--- Begin WORKING DATA ---

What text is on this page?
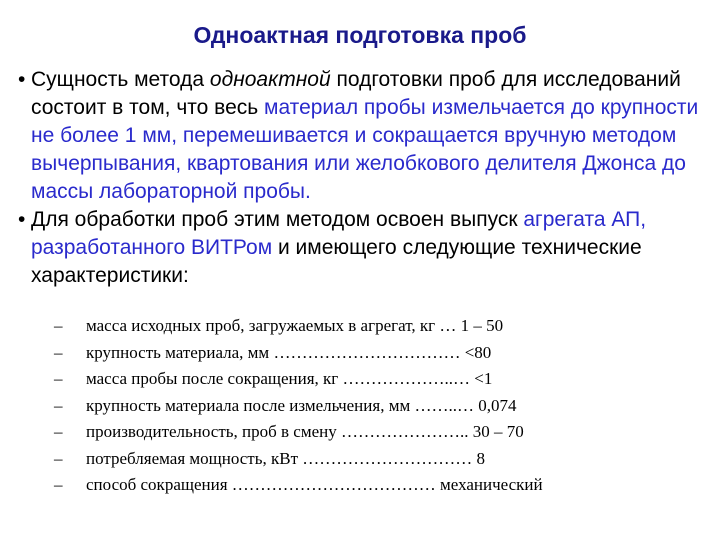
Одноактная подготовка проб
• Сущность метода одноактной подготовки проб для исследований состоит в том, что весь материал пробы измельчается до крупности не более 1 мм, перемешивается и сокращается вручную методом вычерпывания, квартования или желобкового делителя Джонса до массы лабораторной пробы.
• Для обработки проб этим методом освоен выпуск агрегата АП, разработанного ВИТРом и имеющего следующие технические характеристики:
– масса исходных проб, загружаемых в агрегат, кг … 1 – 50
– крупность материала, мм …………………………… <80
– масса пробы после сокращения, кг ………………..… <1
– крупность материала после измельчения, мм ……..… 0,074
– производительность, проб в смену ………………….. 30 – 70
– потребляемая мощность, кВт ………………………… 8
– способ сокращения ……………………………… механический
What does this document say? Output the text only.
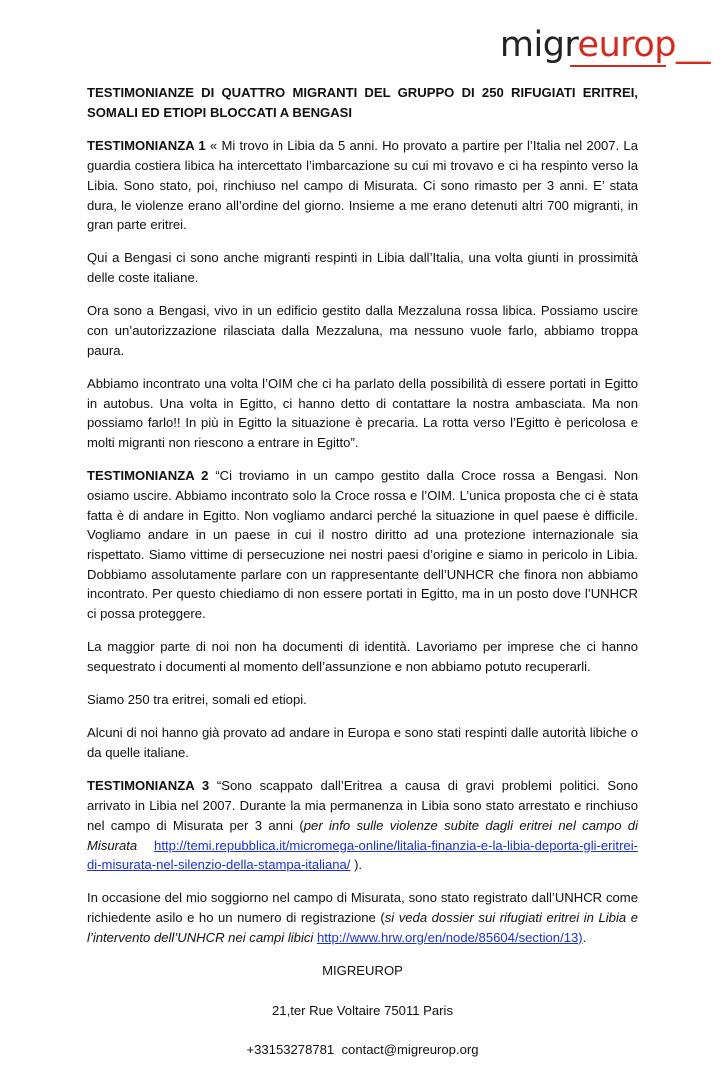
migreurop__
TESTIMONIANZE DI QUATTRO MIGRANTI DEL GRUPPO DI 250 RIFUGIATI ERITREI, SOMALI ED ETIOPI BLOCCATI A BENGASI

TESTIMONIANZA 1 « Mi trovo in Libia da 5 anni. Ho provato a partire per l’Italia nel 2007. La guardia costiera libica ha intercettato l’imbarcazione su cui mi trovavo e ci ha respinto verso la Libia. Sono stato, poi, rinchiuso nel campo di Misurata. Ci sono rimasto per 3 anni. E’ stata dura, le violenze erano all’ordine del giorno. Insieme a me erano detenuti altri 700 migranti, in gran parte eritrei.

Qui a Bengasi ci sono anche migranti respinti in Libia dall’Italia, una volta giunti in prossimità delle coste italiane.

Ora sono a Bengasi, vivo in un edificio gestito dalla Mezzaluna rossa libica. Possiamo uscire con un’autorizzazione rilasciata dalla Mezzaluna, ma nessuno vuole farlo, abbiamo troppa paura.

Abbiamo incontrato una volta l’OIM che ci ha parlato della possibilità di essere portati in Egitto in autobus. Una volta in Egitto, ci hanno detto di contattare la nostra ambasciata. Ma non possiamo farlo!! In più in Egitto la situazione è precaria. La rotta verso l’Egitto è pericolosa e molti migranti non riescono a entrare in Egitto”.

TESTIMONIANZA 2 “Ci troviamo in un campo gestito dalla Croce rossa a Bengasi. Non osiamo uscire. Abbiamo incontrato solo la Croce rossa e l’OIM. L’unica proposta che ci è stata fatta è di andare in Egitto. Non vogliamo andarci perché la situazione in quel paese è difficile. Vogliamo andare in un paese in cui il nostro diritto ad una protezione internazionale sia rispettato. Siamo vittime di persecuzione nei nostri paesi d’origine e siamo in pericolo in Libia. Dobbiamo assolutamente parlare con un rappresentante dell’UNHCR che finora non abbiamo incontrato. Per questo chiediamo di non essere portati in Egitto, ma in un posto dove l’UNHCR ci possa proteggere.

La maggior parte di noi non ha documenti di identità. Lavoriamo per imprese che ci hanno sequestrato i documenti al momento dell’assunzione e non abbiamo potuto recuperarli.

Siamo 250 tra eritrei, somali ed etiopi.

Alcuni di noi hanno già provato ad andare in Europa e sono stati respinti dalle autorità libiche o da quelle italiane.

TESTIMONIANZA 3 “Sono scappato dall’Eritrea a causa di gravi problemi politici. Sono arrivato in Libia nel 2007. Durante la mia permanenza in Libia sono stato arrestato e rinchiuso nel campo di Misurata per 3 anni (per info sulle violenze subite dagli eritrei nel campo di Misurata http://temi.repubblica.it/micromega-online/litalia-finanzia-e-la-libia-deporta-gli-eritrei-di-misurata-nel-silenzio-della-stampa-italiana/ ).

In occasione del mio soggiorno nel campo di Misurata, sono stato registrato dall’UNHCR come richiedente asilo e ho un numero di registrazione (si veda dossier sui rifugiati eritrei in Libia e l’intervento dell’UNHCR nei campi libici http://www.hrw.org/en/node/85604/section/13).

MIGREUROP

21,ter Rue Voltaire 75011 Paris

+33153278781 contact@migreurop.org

--- End WORKING DATA ---
--- Begin WORKING DATA ---

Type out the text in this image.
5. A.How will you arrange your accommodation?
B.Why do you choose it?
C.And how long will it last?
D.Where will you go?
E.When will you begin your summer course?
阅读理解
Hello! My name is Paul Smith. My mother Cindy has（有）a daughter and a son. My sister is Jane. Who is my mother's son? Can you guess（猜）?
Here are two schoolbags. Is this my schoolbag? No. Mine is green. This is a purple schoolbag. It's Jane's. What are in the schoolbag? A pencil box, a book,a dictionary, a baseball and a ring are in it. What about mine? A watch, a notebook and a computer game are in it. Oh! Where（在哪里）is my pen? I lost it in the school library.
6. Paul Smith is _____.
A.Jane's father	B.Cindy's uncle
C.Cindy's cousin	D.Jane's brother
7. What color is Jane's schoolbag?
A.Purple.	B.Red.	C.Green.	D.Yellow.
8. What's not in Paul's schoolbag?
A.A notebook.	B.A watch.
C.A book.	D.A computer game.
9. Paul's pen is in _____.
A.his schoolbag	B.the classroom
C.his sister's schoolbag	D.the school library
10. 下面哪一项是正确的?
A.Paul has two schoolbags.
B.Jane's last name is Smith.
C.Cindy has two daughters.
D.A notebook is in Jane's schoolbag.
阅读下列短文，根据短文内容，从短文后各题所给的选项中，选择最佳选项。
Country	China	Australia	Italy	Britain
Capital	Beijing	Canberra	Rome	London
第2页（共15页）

--- End WORKING DATA ---
--- Begin WORKING DATA ---

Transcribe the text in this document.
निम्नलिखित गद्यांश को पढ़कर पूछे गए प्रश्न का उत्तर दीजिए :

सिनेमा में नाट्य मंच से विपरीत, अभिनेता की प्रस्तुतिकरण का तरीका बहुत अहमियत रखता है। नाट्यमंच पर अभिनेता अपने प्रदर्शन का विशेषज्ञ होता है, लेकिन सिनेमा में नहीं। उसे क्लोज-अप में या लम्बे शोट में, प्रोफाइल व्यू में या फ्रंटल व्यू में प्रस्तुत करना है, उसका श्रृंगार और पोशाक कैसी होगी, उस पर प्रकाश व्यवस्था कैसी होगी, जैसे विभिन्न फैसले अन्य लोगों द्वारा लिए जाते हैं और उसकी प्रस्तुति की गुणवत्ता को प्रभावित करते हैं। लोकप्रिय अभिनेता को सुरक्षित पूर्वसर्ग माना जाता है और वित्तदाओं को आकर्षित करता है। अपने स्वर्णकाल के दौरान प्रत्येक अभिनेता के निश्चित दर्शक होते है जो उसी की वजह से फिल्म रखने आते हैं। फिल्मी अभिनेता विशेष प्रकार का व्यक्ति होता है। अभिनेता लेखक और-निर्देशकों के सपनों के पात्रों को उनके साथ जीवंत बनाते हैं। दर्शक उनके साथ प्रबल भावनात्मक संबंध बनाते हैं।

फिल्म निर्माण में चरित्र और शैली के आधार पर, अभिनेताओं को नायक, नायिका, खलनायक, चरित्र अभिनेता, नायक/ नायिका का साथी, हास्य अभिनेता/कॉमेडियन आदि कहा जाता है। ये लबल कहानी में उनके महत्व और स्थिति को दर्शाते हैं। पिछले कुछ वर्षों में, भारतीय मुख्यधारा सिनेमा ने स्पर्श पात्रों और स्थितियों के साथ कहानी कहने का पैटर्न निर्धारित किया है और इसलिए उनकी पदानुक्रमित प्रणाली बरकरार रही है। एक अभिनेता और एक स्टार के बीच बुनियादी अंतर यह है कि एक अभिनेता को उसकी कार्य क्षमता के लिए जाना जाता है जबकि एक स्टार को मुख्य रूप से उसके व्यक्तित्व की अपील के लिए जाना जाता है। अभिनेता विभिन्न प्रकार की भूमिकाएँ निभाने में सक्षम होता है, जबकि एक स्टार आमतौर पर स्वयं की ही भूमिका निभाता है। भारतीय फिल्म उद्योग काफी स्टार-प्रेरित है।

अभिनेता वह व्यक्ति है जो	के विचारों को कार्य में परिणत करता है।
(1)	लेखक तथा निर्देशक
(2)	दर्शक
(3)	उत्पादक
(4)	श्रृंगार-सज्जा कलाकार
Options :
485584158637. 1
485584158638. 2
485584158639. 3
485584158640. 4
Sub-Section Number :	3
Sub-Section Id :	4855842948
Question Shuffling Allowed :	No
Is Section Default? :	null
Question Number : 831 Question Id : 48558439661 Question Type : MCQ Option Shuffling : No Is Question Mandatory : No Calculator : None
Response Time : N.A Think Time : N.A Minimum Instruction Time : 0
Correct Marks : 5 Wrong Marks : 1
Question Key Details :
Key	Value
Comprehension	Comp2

--- End WORKING DATA ---

THE PROBLEM:
List the lines of the entries that include "respinti".

FINISHED TASK:
Qui a Bengasi ci sono anche migranti respinti in Libia dall’Italia, una volta giunti in prossimità delle coste italiane.
Alcuni di noi hanno già provato ad andare in Europa e sono stati respinti dalle autorità libiche o da quelle italiane.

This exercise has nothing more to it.